Set task: Could you convert every line of the listing below into a JSON list of strings, one string per line, with blank lines omitted?
BEGIN Records provided
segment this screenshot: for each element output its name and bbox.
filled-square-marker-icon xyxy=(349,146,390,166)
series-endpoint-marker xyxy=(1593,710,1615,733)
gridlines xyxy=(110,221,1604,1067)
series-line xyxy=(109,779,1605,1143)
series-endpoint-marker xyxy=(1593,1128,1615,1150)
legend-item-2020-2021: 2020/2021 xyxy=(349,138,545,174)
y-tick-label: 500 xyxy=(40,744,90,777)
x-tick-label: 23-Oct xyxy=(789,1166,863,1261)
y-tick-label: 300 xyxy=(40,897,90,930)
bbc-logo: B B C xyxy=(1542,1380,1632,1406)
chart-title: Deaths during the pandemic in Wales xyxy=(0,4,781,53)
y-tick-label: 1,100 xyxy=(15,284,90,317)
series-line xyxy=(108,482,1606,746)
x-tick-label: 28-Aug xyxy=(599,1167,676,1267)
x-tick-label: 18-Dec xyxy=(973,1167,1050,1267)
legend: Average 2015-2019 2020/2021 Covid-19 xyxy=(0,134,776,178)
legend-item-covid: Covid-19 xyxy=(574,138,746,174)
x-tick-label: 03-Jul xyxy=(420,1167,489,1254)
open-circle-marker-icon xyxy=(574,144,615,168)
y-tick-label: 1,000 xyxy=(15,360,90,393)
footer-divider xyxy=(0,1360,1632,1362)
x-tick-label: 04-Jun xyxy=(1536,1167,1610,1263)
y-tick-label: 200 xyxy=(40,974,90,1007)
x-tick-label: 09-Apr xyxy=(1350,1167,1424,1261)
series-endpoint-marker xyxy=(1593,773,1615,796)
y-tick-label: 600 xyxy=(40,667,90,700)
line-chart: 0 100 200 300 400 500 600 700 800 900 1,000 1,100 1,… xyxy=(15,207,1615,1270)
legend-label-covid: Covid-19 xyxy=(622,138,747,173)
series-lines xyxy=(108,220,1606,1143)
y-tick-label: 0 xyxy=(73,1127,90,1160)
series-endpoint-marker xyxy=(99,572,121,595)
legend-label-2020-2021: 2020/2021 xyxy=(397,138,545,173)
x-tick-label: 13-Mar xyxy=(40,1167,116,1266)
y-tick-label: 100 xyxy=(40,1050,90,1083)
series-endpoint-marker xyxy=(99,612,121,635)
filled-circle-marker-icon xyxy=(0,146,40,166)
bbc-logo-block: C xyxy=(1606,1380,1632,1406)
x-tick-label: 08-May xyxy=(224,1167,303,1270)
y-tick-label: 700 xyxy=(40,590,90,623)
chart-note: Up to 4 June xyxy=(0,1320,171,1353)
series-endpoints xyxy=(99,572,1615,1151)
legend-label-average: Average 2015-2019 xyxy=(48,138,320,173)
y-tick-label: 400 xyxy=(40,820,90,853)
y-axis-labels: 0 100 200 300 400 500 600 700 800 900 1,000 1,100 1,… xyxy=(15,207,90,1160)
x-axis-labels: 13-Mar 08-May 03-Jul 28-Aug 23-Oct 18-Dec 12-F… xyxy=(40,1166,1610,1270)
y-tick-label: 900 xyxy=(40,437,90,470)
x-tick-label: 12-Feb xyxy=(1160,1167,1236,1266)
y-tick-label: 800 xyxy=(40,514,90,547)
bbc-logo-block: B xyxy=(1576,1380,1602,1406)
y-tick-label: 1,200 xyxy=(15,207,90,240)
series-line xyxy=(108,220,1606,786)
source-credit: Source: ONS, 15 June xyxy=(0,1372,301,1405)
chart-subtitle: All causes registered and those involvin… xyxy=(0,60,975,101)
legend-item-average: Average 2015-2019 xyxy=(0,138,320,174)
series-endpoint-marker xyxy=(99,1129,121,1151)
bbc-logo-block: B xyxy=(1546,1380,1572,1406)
END Records provided
Task result:
[
  "segment this screenshot: for each element output its name and bbox.",
  "filled-square-marker-icon xyxy=(349,146,390,166)",
  "series-endpoint-marker xyxy=(1593,710,1615,733)",
  "gridlines xyxy=(110,221,1604,1067)",
  "series-line xyxy=(109,779,1605,1143)",
  "series-endpoint-marker xyxy=(1593,1128,1615,1150)",
  "legend-item-2020-2021: 2020/2021 xyxy=(349,138,545,174)",
  "y-tick-label: 500 xyxy=(40,744,90,777)",
  "x-tick-label: 23-Oct xyxy=(789,1166,863,1261)",
  "y-tick-label: 300 xyxy=(40,897,90,930)",
  "bbc-logo: B B C xyxy=(1542,1380,1632,1406)",
  "chart-title: Deaths during the pandemic in Wales xyxy=(0,4,781,53)",
  "y-tick-label: 1,100 xyxy=(15,284,90,317)",
  "series-line xyxy=(108,482,1606,746)",
  "x-tick-label: 28-Aug xyxy=(599,1167,676,1267)",
  "x-tick-label: 18-Dec xyxy=(973,1167,1050,1267)",
  "legend: Average 2015-2019 2020/2021 Covid-19 xyxy=(0,134,776,178)",
  "legend-item-covid: Covid-19 xyxy=(574,138,746,174)",
  "x-tick-label: 03-Jul xyxy=(420,1167,489,1254)",
  "open-circle-marker-icon xyxy=(574,144,615,168)",
  "y-tick-label: 1,000 xyxy=(15,360,90,393)",
  "footer-divider xyxy=(0,1360,1632,1362)",
  "x-tick-label: 04-Jun xyxy=(1536,1167,1610,1263)",
  "y-tick-label: 200 xyxy=(40,974,90,1007)",
  "x-tick-label: 09-Apr xyxy=(1350,1167,1424,1261)",
  "series-endpoint-marker xyxy=(1593,773,1615,796)",
  "y-tick-label: 600 xyxy=(40,667,90,700)",
  "line-chart: 0 100 200 300 400 500 600 700 800 900 1,000 1,100 1,… xyxy=(15,207,1615,1270)",
  "legend-label-covid: Covid-19 xyxy=(622,138,747,173)",
  "series-lines xyxy=(108,220,1606,1143)",
  "y-tick-label: 0 xyxy=(73,1127,90,1160)",
  "series-endpoint-marker xyxy=(99,572,121,595)",
  "legend-label-2020-2021: 2020/2021 xyxy=(397,138,545,173)",
  "x-tick-label: 13-Mar xyxy=(40,1167,116,1266)",
  "y-tick-label: 100 xyxy=(40,1050,90,1083)",
  "series-endpoint-marker xyxy=(99,612,121,635)",
  "filled-circle-marker-icon xyxy=(0,146,40,166)",
  "bbc-logo-block: C xyxy=(1606,1380,1632,1406)",
  "x-tick-label: 08-May xyxy=(224,1167,303,1270)",
  "y-tick-label: 700 xyxy=(40,590,90,623)",
  "chart-note: Up to 4 June xyxy=(0,1320,171,1353)",
  "series-endpoints xyxy=(99,572,1615,1151)",
  "legend-label-average: Average 2015-2019 xyxy=(48,138,320,173)",
  "y-tick-label: 400 xyxy=(40,820,90,853)",
  "y-axis-labels: 0 100 200 300 400 500 600 700 800 900 1,000 1,100 1,… xyxy=(15,207,90,1160)",
  "x-axis-labels: 13-Mar 08-May 03-Jul 28-Aug 23-Oct 18-Dec 12-F… xyxy=(40,1166,1610,1270)",
  "y-tick-label: 900 xyxy=(40,437,90,470)",
  "x-tick-label: 12-Feb xyxy=(1160,1167,1236,1266)",
  "y-tick-label: 800 xyxy=(40,514,90,547)",
  "bbc-logo-block: B xyxy=(1576,1380,1602,1406)",
  "y-tick-label: 1,200 xyxy=(15,207,90,240)",
  "series-line xyxy=(108,220,1606,786)",
  "source-credit: Source: ONS, 15 June xyxy=(0,1372,301,1405)",
  "chart-subtitle: All causes registered and those involvin… xyxy=(0,60,975,101)",
  "legend-item-average: Average 2015-2019 xyxy=(0,138,320,174)",
  "series-endpoint-marker xyxy=(99,1129,121,1151)",
  "bbc-logo-block: B xyxy=(1546,1380,1572,1406)"
]